START Text segment

Question

A rectangular field will be fenced on all four sides. Fencing for the north and south sides costs $6 per foot and fencing for the other two sides costs $5 per foot. What is the maximum area that can be included for $6000

Answer 1

The maximum area that can be included for $6000 is
`A_(max)=75000 \:{ft^(2)}`

Explanation:

We can use the fact that the area of a rectangular field is given by the formula

`A=L\cdot W` where

`L` = length of the field

`W` = the width of the field

From the information given the total cost of rectangular field is

`\$6000=2\cdot \$6 \cdot L+2\cdot \$5\cdot W\\\$6000=\$12 \cdot L+\$10\cdot W`

From the area formula we can say
`L=(A)/(W)` and substitute into the total area cost as follows:

`\$6000=\$12 \cdot ((A)/(W) )+\$10\cdot W`

And we solve for A, which is the maximum area

`\$6000=\$12 \cdot ((A)/(W) )+\$10\cdot W\\12\cdot (A)/(W)+10W-10W=6000-10W\\12\cdot (A)/(W)=6000-10W\\(12A)/(W)W=6000W-10WW\\(12A)/(12)=(6000W)/(12)-(10W^2)/(12)\\A_(max)=(6000W)/(12)-(10W^2)/(12)`

The equation we obtain is a parabola, for this reason we need to find the W-coordinate of the vertex.

`W=-(b)/(2a)`

`W=-((6000)/(12) )/(2(-(10)/(12) ))\\W=300`

and since

`A_(max)=(6000W)/(12)-(10W^2)/(12)`

`A_(max)=(6000(300))/(12)-(10(300)^2)/(12)\\A_(max)=75000 \:{ft^(2)}`

END Text segment
START Dataset records

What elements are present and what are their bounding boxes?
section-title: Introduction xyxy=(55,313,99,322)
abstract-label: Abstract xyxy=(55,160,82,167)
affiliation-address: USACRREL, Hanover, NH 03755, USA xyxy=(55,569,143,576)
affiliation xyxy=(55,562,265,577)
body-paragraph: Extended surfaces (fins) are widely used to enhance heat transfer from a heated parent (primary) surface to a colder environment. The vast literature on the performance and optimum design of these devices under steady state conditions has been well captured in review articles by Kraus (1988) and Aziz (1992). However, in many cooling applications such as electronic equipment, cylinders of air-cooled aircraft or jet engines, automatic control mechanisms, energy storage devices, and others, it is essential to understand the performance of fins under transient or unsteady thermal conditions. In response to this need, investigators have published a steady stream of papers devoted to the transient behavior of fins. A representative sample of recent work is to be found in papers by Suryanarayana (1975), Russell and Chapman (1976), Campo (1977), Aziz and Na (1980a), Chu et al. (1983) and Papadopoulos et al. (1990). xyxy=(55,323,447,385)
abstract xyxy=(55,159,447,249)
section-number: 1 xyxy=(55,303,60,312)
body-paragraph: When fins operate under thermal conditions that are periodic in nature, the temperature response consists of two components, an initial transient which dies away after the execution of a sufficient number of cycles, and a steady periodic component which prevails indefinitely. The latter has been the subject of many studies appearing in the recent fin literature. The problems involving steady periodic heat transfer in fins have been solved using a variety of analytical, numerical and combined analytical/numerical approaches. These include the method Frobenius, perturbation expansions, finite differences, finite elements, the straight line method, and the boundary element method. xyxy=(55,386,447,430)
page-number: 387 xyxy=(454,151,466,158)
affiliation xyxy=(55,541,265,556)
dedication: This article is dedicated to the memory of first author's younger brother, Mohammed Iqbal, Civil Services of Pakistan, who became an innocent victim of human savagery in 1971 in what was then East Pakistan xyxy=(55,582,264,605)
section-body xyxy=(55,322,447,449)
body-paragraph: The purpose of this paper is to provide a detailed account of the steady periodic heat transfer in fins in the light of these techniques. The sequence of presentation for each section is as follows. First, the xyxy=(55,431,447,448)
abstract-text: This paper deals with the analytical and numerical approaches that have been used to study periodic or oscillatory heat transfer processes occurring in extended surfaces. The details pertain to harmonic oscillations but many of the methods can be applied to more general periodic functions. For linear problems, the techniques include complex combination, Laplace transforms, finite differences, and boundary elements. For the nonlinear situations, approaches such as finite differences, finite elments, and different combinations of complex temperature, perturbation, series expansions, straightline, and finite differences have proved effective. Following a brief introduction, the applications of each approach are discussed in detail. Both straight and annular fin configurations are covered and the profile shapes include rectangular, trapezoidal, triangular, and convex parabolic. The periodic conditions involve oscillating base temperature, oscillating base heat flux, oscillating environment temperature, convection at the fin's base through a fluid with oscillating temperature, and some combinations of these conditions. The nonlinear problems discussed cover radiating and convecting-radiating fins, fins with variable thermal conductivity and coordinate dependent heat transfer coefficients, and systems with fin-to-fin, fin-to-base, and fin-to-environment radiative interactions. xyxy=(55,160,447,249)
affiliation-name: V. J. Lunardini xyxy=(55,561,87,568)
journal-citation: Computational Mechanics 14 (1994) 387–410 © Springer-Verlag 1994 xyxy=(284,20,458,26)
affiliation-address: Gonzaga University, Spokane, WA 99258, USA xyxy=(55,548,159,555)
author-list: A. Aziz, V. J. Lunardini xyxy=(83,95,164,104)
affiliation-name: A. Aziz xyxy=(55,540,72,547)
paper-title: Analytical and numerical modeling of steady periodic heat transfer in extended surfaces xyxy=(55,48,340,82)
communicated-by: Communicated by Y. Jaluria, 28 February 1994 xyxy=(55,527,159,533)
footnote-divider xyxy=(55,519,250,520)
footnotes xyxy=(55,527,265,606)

END Dataset records

What to work on:
Please copy the fencing solution from "And we solve" to "of the vertex.", substituting "quadratic curve" for "parabola".

Answer section:
And we solve for A, which is the maximum area

`\$6000=\$12 \cdot ((A)/(W) )+\$10\cdot W\\12\cdot (A)/(W)+10W-10W=6000-10W\\12\cdot (A)/(W)=6000-10W\\(12A)/(W)W=6000W-10WW\\(12A)/(12)=(6000W)/(12)-(10W^2)/(12)\\A_(max)=(6000W)/(12)-(10W^2)/(12)`

The equation we obtain is a quadratic curve, for this reason we need to find the W-coordinate of the vertex.